#### DATA LINES

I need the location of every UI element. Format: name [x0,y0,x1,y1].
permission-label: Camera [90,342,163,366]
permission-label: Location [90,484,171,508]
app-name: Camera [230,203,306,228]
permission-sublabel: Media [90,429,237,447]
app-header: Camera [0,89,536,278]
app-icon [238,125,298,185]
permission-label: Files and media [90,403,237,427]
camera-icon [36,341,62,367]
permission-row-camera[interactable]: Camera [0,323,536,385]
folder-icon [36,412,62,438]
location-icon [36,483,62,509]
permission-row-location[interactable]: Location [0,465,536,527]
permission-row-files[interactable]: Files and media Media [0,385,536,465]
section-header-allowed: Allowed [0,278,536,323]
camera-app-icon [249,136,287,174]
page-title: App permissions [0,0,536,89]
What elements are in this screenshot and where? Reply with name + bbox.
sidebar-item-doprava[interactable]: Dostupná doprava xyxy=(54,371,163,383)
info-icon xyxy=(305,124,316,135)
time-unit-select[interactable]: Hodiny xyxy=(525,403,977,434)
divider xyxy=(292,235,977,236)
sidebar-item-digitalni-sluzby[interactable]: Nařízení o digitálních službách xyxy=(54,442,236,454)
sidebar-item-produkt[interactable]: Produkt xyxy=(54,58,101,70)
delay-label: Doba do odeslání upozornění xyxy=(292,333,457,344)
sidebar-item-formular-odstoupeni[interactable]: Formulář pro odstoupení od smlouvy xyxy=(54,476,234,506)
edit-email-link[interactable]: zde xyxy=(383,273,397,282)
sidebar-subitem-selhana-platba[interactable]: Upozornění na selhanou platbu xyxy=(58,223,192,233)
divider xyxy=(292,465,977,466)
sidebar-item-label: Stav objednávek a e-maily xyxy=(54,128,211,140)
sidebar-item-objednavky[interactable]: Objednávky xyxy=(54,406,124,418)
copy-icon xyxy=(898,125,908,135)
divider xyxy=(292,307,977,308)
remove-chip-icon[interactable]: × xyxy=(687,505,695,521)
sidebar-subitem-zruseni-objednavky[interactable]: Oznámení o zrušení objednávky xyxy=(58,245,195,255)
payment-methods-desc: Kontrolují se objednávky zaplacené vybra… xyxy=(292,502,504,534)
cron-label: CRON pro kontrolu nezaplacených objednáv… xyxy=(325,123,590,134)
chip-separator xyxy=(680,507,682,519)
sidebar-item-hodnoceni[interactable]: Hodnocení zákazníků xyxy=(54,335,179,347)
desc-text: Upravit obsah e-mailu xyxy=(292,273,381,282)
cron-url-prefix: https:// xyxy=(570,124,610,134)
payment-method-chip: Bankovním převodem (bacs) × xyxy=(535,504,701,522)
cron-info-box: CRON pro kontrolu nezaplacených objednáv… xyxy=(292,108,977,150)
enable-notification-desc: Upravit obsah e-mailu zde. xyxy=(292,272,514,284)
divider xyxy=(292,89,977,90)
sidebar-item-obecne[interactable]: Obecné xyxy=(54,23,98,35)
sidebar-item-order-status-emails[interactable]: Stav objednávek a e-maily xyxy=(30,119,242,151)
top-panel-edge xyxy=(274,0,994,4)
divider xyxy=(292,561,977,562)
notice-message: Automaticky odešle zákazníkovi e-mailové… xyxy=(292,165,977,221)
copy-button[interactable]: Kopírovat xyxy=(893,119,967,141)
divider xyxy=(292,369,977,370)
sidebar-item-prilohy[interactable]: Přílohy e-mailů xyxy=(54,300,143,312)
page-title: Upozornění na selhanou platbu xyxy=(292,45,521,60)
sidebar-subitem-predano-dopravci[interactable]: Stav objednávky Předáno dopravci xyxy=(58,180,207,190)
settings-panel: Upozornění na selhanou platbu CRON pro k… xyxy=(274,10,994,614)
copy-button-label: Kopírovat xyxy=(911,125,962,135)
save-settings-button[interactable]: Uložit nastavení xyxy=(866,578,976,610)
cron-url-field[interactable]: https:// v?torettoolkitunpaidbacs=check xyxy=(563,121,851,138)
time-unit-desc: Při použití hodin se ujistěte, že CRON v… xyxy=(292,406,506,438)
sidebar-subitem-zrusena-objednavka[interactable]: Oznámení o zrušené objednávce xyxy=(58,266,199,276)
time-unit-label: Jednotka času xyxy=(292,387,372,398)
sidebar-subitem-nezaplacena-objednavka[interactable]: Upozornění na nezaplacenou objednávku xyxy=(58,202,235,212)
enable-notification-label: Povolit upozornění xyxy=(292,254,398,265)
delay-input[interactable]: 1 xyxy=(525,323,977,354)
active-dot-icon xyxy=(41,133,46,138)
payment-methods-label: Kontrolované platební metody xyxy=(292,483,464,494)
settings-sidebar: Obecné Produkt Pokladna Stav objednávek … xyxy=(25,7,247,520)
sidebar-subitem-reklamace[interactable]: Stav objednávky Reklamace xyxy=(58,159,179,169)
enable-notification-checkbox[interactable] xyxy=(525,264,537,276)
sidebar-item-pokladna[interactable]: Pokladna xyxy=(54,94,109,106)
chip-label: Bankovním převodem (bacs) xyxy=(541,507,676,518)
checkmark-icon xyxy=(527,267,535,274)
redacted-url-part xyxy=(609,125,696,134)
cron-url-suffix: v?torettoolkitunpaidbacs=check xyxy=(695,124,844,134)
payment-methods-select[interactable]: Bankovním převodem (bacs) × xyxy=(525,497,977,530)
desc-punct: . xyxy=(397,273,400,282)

########

## SHORT TASK
Please copy every one of the records above word for word, with nothing changed or left out.

## EXERCISE SOLUTION
I need the location of every UI element. Format: name [x0,y0,x1,y1].
permission-label: Camera [90,342,163,366]
permission-label: Location [90,484,171,508]
app-name: Camera [230,203,306,228]
permission-sublabel: Media [90,429,237,447]
app-header: Camera [0,89,536,278]
app-icon [238,125,298,185]
permission-label: Files and media [90,403,237,427]
camera-icon [36,341,62,367]
permission-row-camera[interactable]: Camera [0,323,536,385]
folder-icon [36,412,62,438]
location-icon [36,483,62,509]
permission-row-location[interactable]: Location [0,465,536,527]
permission-row-files[interactable]: Files and media Media [0,385,536,465]
section-header-allowed: Allowed [0,278,536,323]
camera-app-icon [249,136,287,174]
page-title: App permissions [0,0,536,89]
What elements are in this screenshot and where? Reply with name + bbox.
sidebar-item-doprava[interactable]: Dostupná doprava xyxy=(54,371,163,383)
info-icon xyxy=(305,124,316,135)
time-unit-select[interactable]: Hodiny xyxy=(525,403,977,434)
divider xyxy=(292,235,977,236)
sidebar-item-digitalni-sluzby[interactable]: Nařízení o digitálních službách xyxy=(54,442,236,454)
sidebar-item-produkt[interactable]: Produkt xyxy=(54,58,101,70)
delay-label: Doba do odeslání upozornění xyxy=(292,333,457,344)
sidebar-item-formular-odstoupeni[interactable]: Formulář pro odstoupení od smlouvy xyxy=(54,476,234,506)
edit-email-link[interactable]: zde xyxy=(383,273,397,282)
sidebar-subitem-selhana-platba[interactable]: Upozornění na selhanou platbu xyxy=(58,223,192,233)
divider xyxy=(292,465,977,466)
sidebar-item-label: Stav objednávek a e-maily xyxy=(54,128,211,140)
sidebar-item-objednavky[interactable]: Objednávky xyxy=(54,406,124,418)
copy-icon xyxy=(898,125,908,135)
divider xyxy=(292,307,977,308)
remove-chip-icon[interactable]: × xyxy=(687,505,695,521)
sidebar-subitem-zruseni-objednavky[interactable]: Oznámení o zrušení objednávky xyxy=(58,245,195,255)
payment-methods-desc: Kontrolují se objednávky zaplacené vybra… xyxy=(292,502,504,534)
cron-label: CRON pro kontrolu nezaplacených objednáv… xyxy=(325,123,590,134)
chip-separator xyxy=(680,507,682,519)
sidebar-item-hodnoceni[interactable]: Hodnocení zákazníků xyxy=(54,335,179,347)
desc-text: Upravit obsah e-mailu xyxy=(292,273,381,282)
cron-url-prefix: https:// xyxy=(570,124,610,134)
payment-method-chip: Bankovním převodem (bacs) × xyxy=(535,504,701,522)
cron-info-box: CRON pro kontrolu nezaplacených objednáv… xyxy=(292,108,977,150)
enable-notification-desc: Upravit obsah e-mailu zde. xyxy=(292,272,514,284)
divider xyxy=(292,89,977,90)
sidebar-item-obecne[interactable]: Obecné xyxy=(54,23,98,35)
sidebar-item-order-status-emails[interactable]: Stav objednávek a e-maily xyxy=(30,119,242,151)
top-panel-edge xyxy=(274,0,994,4)
divider xyxy=(292,561,977,562)
notice-message: Automaticky odešle zákazníkovi e-mailové… xyxy=(292,165,977,221)
copy-button[interactable]: Kopírovat xyxy=(893,119,967,141)
divider xyxy=(292,369,977,370)
sidebar-item-prilohy[interactable]: Přílohy e-mailů xyxy=(54,300,143,312)
page-title: Upozornění na selhanou platbu xyxy=(292,45,521,60)
sidebar-subitem-predano-dopravci[interactable]: Stav objednávky Předáno dopravci xyxy=(58,180,207,190)
settings-panel: Upozornění na selhanou platbu CRON pro k… xyxy=(274,10,994,614)
copy-button-label: Kopírovat xyxy=(911,125,962,135)
save-settings-button[interactable]: Uložit nastavení xyxy=(866,578,976,610)
cron-url-field[interactable]: https:// v?torettoolkitunpaidbacs=check xyxy=(563,121,851,138)
time-unit-desc: Při použití hodin se ujistěte, že CRON v… xyxy=(292,406,506,438)
sidebar-subitem-zrusena-objednavka[interactable]: Oznámení o zrušené objednávce xyxy=(58,266,199,276)
time-unit-label: Jednotka času xyxy=(292,387,372,398)
sidebar-subitem-nezaplacena-objednavka[interactable]: Upozornění na nezaplacenou objednávku xyxy=(58,202,235,212)
enable-notification-label: Povolit upozornění xyxy=(292,254,398,265)
delay-input[interactable]: 1 xyxy=(525,323,977,354)
active-dot-icon xyxy=(41,133,46,138)
payment-methods-label: Kontrolované platební metody xyxy=(292,483,464,494)
settings-sidebar: Obecné Produkt Pokladna Stav objednávek … xyxy=(25,7,247,520)
sidebar-subitem-reklamace[interactable]: Stav objednávky Reklamace xyxy=(58,159,179,169)
enable-notification-checkbox[interactable] xyxy=(525,264,537,276)
sidebar-item-pokladna[interactable]: Pokladna xyxy=(54,94,109,106)
chip-label: Bankovním převodem (bacs) xyxy=(541,507,676,518)
checkmark-icon xyxy=(527,267,535,274)
redacted-url-part xyxy=(609,125,696,134)
cron-url-suffix: v?torettoolkitunpaidbacs=check xyxy=(695,124,844,134)
payment-methods-select[interactable]: Bankovním převodem (bacs) × xyxy=(525,497,977,530)
desc-punct: . xyxy=(397,273,400,282)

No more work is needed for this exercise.